● Exercise: Make an exact copy of the records, with the images left out.

======== Excerpted records ========

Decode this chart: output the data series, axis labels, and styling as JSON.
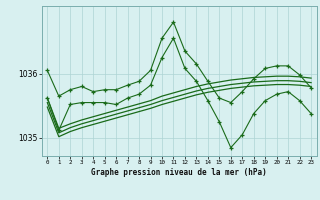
{
  "xlabel": "Graphe pression niveau de la mer (hPa)",
  "hours": [
    0,
    1,
    2,
    3,
    4,
    5,
    6,
    7,
    8,
    9,
    10,
    11,
    12,
    13,
    14,
    15,
    16,
    17,
    18,
    19,
    20,
    21,
    22,
    23
  ],
  "line1": [
    1036.05,
    1035.65,
    1035.75,
    1035.8,
    1035.72,
    1035.75,
    1035.75,
    1035.82,
    1035.88,
    1036.05,
    1036.55,
    1036.8,
    1036.35,
    1036.15,
    1035.88,
    1035.62,
    1035.55,
    1035.72,
    1035.92,
    1036.08,
    1036.12,
    1036.12,
    1035.98,
    1035.78
  ],
  "line2": [
    1035.62,
    1035.12,
    1035.52,
    1035.55,
    1035.55,
    1035.55,
    1035.52,
    1035.62,
    1035.68,
    1035.82,
    1036.25,
    1036.55,
    1036.08,
    1035.88,
    1035.58,
    1035.25,
    1034.85,
    1035.05,
    1035.38,
    1035.58,
    1035.68,
    1035.72,
    1035.58,
    1035.38
  ],
  "smooth1": [
    1035.62,
    1035.15,
    1035.22,
    1035.28,
    1035.33,
    1035.38,
    1035.43,
    1035.48,
    1035.53,
    1035.58,
    1035.65,
    1035.7,
    1035.75,
    1035.8,
    1035.84,
    1035.87,
    1035.9,
    1035.92,
    1035.94,
    1035.95,
    1035.96,
    1035.96,
    1035.95,
    1035.93
  ],
  "smooth2": [
    1035.55,
    1035.08,
    1035.16,
    1035.22,
    1035.27,
    1035.32,
    1035.37,
    1035.42,
    1035.47,
    1035.52,
    1035.58,
    1035.63,
    1035.68,
    1035.73,
    1035.77,
    1035.8,
    1035.83,
    1035.85,
    1035.87,
    1035.88,
    1035.89,
    1035.89,
    1035.88,
    1035.86
  ],
  "smooth3": [
    1035.48,
    1035.02,
    1035.1,
    1035.16,
    1035.21,
    1035.26,
    1035.31,
    1035.36,
    1035.41,
    1035.46,
    1035.52,
    1035.57,
    1035.62,
    1035.67,
    1035.71,
    1035.74,
    1035.77,
    1035.79,
    1035.81,
    1035.82,
    1035.83,
    1035.83,
    1035.82,
    1035.8
  ],
  "ylim": [
    1034.72,
    1037.05
  ],
  "yticks": [
    1035.0,
    1036.0
  ],
  "line_color": "#1a6b1a",
  "bg_color": "#d8f0f0",
  "grid_color": "#aed4d4"
}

========

● Written solution:
Decode this chart: output the data series, axis labels, and styling as JSON.
{
  "xlabel": "Graphe pression niveau de la mer (hPa)",
  "hours": [
    0,
    1,
    2,
    3,
    4,
    5,
    6,
    7,
    8,
    9,
    10,
    11,
    12,
    13,
    14,
    15,
    16,
    17,
    18,
    19,
    20,
    21,
    22,
    23
  ],
  "line1": [
    1036.05,
    1035.65,
    1035.75,
    1035.8,
    1035.72,
    1035.75,
    1035.75,
    1035.82,
    1035.88,
    1036.05,
    1036.55,
    1036.8,
    1036.35,
    1036.15,
    1035.88,
    1035.62,
    1035.55,
    1035.72,
    1035.92,
    1036.08,
    1036.12,
    1036.12,
    1035.98,
    1035.78
  ],
  "line2": [
    1035.62,
    1035.12,
    1035.52,
    1035.55,
    1035.55,
    1035.55,
    1035.52,
    1035.62,
    1035.68,
    1035.82,
    1036.25,
    1036.55,
    1036.08,
    1035.88,
    1035.58,
    1035.25,
    1034.85,
    1035.05,
    1035.38,
    1035.58,
    1035.68,
    1035.72,
    1035.58,
    1035.38
  ],
  "smooth1": [
    1035.62,
    1035.15,
    1035.22,
    1035.28,
    1035.33,
    1035.38,
    1035.43,
    1035.48,
    1035.53,
    1035.58,
    1035.65,
    1035.7,
    1035.75,
    1035.8,
    1035.84,
    1035.87,
    1035.9,
    1035.92,
    1035.94,
    1035.95,
    1035.96,
    1035.96,
    1035.95,
    1035.93
  ],
  "smooth2": [
    1035.55,
    1035.08,
    1035.16,
    1035.22,
    1035.27,
    1035.32,
    1035.37,
    1035.42,
    1035.47,
    1035.52,
    1035.58,
    1035.63,
    1035.68,
    1035.73,
    1035.77,
    1035.8,
    1035.83,
    1035.85,
    1035.87,
    1035.88,
    1035.89,
    1035.89,
    1035.88,
    1035.86
  ],
  "smooth3": [
    1035.48,
    1035.02,
    1035.1,
    1035.16,
    1035.21,
    1035.26,
    1035.31,
    1035.36,
    1035.41,
    1035.46,
    1035.52,
    1035.57,
    1035.62,
    1035.67,
    1035.71,
    1035.74,
    1035.77,
    1035.79,
    1035.81,
    1035.82,
    1035.83,
    1035.83,
    1035.82,
    1035.8
  ],
  "ylim": [
    1034.72,
    1037.05
  ],
  "yticks": [
    1035.0,
    1036.0
  ],
  "line_color": "#1a6b1a",
  "bg_color": "#d8f0f0",
  "grid_color": "#aed4d4"
}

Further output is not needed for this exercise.